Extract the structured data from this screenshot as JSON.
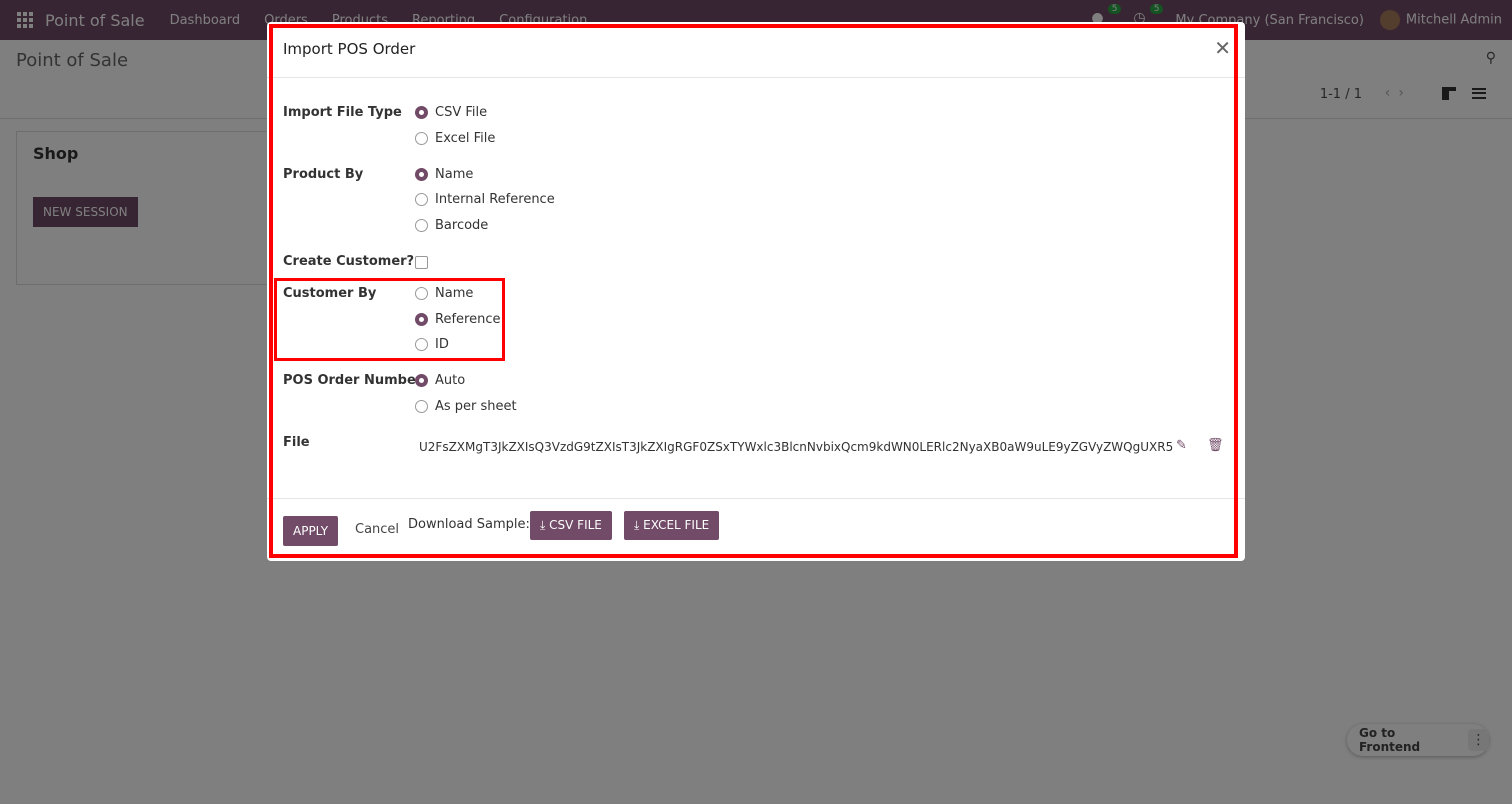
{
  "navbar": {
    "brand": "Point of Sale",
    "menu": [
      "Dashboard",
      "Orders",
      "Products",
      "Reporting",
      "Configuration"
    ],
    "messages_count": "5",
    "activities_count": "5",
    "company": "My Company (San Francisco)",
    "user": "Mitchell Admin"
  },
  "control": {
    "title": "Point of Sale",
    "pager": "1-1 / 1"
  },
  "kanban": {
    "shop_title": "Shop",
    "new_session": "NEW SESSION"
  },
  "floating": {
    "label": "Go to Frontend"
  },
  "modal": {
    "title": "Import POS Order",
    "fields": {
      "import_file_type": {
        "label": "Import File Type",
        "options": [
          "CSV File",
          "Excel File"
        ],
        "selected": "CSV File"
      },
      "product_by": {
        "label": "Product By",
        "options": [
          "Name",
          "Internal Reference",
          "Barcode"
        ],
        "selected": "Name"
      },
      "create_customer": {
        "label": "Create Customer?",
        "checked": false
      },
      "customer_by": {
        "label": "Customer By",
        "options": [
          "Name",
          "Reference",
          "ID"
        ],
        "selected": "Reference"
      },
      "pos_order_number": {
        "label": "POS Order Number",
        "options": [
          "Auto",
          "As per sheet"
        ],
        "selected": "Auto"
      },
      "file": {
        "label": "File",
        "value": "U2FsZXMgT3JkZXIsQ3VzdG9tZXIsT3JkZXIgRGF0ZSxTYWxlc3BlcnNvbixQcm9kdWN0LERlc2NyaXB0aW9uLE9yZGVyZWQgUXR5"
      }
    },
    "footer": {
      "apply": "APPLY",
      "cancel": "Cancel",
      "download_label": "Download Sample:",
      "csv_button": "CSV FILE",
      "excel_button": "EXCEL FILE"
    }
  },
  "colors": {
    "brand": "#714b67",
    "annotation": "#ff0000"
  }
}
§ §
- **Task statement**: Could you repeat all of the material exactly? Pictures should not be copied.

- **Finished answer**:
Extract the structured data from this screenshot as JSON.
{
  "navbar": {
    "brand": "Point of Sale",
    "menu": [
      "Dashboard",
      "Orders",
      "Products",
      "Reporting",
      "Configuration"
    ],
    "messages_count": "5",
    "activities_count": "5",
    "company": "My Company (San Francisco)",
    "user": "Mitchell Admin"
  },
  "control": {
    "title": "Point of Sale",
    "pager": "1-1 / 1"
  },
  "kanban": {
    "shop_title": "Shop",
    "new_session": "NEW SESSION"
  },
  "floating": {
    "label": "Go to Frontend"
  },
  "modal": {
    "title": "Import POS Order",
    "fields": {
      "import_file_type": {
        "label": "Import File Type",
        "options": [
          "CSV File",
          "Excel File"
        ],
        "selected": "CSV File"
      },
      "product_by": {
        "label": "Product By",
        "options": [
          "Name",
          "Internal Reference",
          "Barcode"
        ],
        "selected": "Name"
      },
      "create_customer": {
        "label": "Create Customer?",
        "checked": false
      },
      "customer_by": {
        "label": "Customer By",
        "options": [
          "Name",
          "Reference",
          "ID"
        ],
        "selected": "Reference"
      },
      "pos_order_number": {
        "label": "POS Order Number",
        "options": [
          "Auto",
          "As per sheet"
        ],
        "selected": "Auto"
      },
      "file": {
        "label": "File",
        "value": "U2FsZXMgT3JkZXIsQ3VzdG9tZXIsT3JkZXIgRGF0ZSxTYWxlc3BlcnNvbixQcm9kdWN0LERlc2NyaXB0aW9uLE9yZGVyZWQgUXR5"
      }
    },
    "footer": {
      "apply": "APPLY",
      "cancel": "Cancel",
      "download_label": "Download Sample:",
      "csv_button": "CSV FILE",
      "excel_button": "EXCEL FILE"
    }
  },
  "colors": {
    "brand": "#714b67",
    "annotation": "#ff0000"
  }
}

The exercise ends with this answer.